WHAT YOU HAVE TO DO – Convert each of the entries below into a JSON list of strings with one string per line, and skip any blank lines.

Stored items:
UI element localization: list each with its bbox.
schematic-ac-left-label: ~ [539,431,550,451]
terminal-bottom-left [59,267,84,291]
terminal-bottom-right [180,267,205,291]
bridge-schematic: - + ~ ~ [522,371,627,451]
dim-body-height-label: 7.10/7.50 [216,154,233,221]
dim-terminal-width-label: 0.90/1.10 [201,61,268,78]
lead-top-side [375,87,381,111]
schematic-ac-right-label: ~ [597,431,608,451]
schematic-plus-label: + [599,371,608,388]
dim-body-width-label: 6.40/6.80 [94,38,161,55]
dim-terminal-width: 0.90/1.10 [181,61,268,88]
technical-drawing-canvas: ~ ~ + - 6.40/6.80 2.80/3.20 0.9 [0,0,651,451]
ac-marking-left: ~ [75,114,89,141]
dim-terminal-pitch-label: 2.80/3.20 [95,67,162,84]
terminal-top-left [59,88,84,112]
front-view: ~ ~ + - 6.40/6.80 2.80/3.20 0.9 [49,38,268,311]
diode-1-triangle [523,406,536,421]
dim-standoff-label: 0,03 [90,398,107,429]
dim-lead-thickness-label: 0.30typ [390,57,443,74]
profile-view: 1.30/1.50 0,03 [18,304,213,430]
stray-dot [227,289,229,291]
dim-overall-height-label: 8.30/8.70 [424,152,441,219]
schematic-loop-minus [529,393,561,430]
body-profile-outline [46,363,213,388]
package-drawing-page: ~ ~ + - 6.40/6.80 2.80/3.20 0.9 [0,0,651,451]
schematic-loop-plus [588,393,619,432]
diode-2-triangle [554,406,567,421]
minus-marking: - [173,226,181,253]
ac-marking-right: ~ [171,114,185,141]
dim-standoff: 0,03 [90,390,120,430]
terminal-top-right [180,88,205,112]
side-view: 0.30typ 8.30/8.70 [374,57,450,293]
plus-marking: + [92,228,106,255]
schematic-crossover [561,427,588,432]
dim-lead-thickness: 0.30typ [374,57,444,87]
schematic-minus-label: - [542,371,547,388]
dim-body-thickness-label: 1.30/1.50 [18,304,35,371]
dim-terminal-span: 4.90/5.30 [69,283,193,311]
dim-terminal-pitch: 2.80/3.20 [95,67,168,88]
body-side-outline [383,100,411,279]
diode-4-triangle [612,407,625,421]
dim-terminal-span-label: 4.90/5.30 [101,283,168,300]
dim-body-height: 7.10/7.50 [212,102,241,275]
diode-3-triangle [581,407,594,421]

RESULT OF THIS TASK –
[
  "UI element localization: list each with its bbox.",
  "schematic-ac-left-label: ~ [539,431,550,451]",
  "terminal-bottom-left [59,267,84,291]",
  "terminal-bottom-right [180,267,205,291]",
  "bridge-schematic: - + ~ ~ [522,371,627,451]",
  "dim-body-height-label: 7.10/7.50 [216,154,233,221]",
  "dim-terminal-width-label: 0.90/1.10 [201,61,268,78]",
  "lead-top-side [375,87,381,111]",
  "schematic-ac-right-label: ~ [597,431,608,451]",
  "schematic-plus-label: + [599,371,608,388]",
  "dim-body-width-label: 6.40/6.80 [94,38,161,55]",
  "dim-terminal-width: 0.90/1.10 [181,61,268,88]",
  "technical-drawing-canvas: ~ ~ + - 6.40/6.80 2.80/3.20 0.9 [0,0,651,451]",
  "ac-marking-left: ~ [75,114,89,141]",
  "dim-terminal-pitch-label: 2.80/3.20 [95,67,162,84]",
  "terminal-top-left [59,88,84,112]",
  "front-view: ~ ~ + - 6.40/6.80 2.80/3.20 0.9 [49,38,268,311]",
  "diode-1-triangle [523,406,536,421]",
  "dim-standoff-label: 0,03 [90,398,107,429]",
  "dim-lead-thickness-label: 0.30typ [390,57,443,74]",
  "profile-view: 1.30/1.50 0,03 [18,304,213,430]",
  "stray-dot [227,289,229,291]",
  "dim-overall-height-label: 8.30/8.70 [424,152,441,219]",
  "schematic-loop-minus [529,393,561,430]",
  "body-profile-outline [46,363,213,388]",
  "package-drawing-page: ~ ~ + - 6.40/6.80 2.80/3.20 0.9 [0,0,651,451]",
  "schematic-loop-plus [588,393,619,432]",
  "diode-2-triangle [554,406,567,421]",
  "minus-marking: - [173,226,181,253]",
  "ac-marking-right: ~ [171,114,185,141]",
  "dim-standoff: 0,03 [90,390,120,430]",
  "terminal-top-right [180,88,205,112]",
  "side-view: 0.30typ 8.30/8.70 [374,57,450,293]",
  "plus-marking: + [92,228,106,255]",
  "schematic-crossover [561,427,588,432]",
  "dim-lead-thickness: 0.30typ [374,57,444,87]",
  "schematic-minus-label: - [542,371,547,388]",
  "dim-body-thickness-label: 1.30/1.50 [18,304,35,371]",
  "dim-terminal-span: 4.90/5.30 [69,283,193,311]",
  "dim-terminal-pitch: 2.80/3.20 [95,67,168,88]",
  "body-side-outline [383,100,411,279]",
  "diode-4-triangle [612,407,625,421]",
  "dim-terminal-span-label: 4.90/5.30 [101,283,168,300]",
  "dim-body-height: 7.10/7.50 [212,102,241,275]",
  "diode-3-triangle [581,407,594,421]"
]